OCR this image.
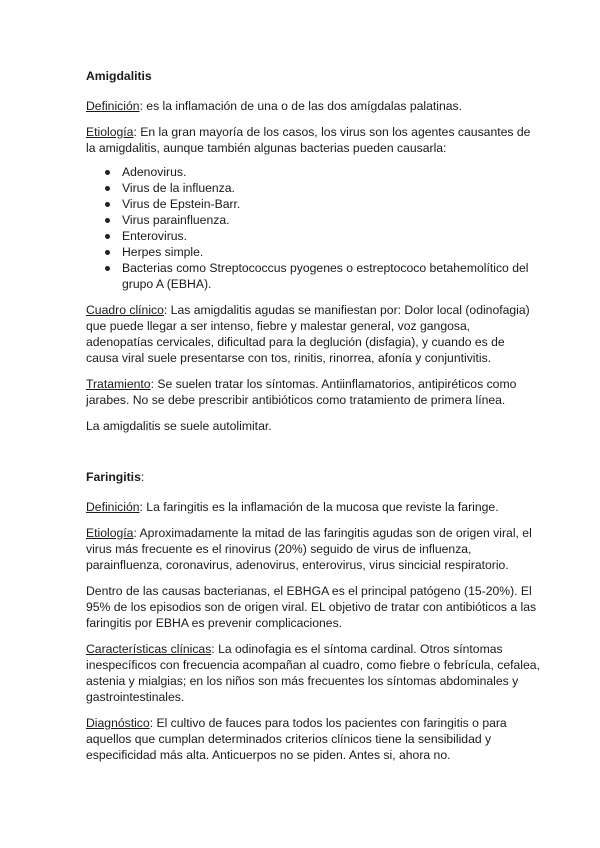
Amigdalitis

Definición: es la inflamación de una o de las dos amígdalas palatinas.

Etiología: En la gran mayoría de los casos, los virus son los agentes causantes de la amigdalitis, aunque también algunas bacterias pueden causarla:

Adenovirus.
Virus de la influenza.
Virus de Epstein-Barr.
Virus parainfluenza.
Enterovirus.
Herpes simple.
Bacterias como Streptococcus pyogenes o estreptococo betahemolítico del grupo A (EBHA).

Cuadro clínico: Las amigdalitis agudas se manifiestan por: Dolor local (odinofagia) que puede llegar a ser intenso, fiebre y malestar general, voz gangosa, adenopatías cervicales, dificultad para la deglución (disfagia), y cuando es de causa viral suele presentarse con tos, rinitis, rinorrea, afonía y conjuntivitis.

Tratamiento: Se suelen tratar los síntomas. Antiinflamatorios, antipiréticos como jarabes. No se debe prescribir antibióticos como tratamiento de primera línea.

La amigdalitis se suele autolimitar.

Faringitis:

Definición: La faringitis es la inflamación de la mucosa que reviste la faringe.

Etiología: Aproximadamente la mitad de las faringitis agudas son de origen viral, el virus más frecuente es el rinovirus (20%) seguido de virus de influenza, parainfluenza, coronavirus, adenovirus, enterovirus, virus sincicial respiratorio.

Dentro de las causas bacterianas, el EBHGA es el principal patógeno (15-20%). El 95% de los episodios son de origen viral. EL objetivo de tratar con antibióticos a las faringitis por EBHA es prevenir complicaciones.

Características clínicas: La odinofagia es el síntoma cardinal. Otros síntomas inespecíficos con frecuencia acompañan al cuadro, como fiebre o febrícula, cefalea, astenia y mialgias; en los niños son más frecuentes los síntomas abdominales y gastrointestinales.

Diagnóstico: El cultivo de fauces para todos los pacientes con faringitis o para aquellos que cumplan determinados criterios clínicos tiene la sensibilidad y especificidad más alta. Anticuerpos no se piden. Antes si, ahora no.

******************************

■ What to do
Copy here each line of the preceding records with "EBHA" in it.

■ Result
Bacterias como Streptococcus pyogenes o estreptococo betahemolítico del grupo A (EBHA).
Dentro de las causas bacterianas, el EBHGA es el principal patógeno (15-20%). El 95% de los episodios son de origen viral. EL objetivo de tratar con antibióticos a las faringitis por EBHA es prevenir complicaciones.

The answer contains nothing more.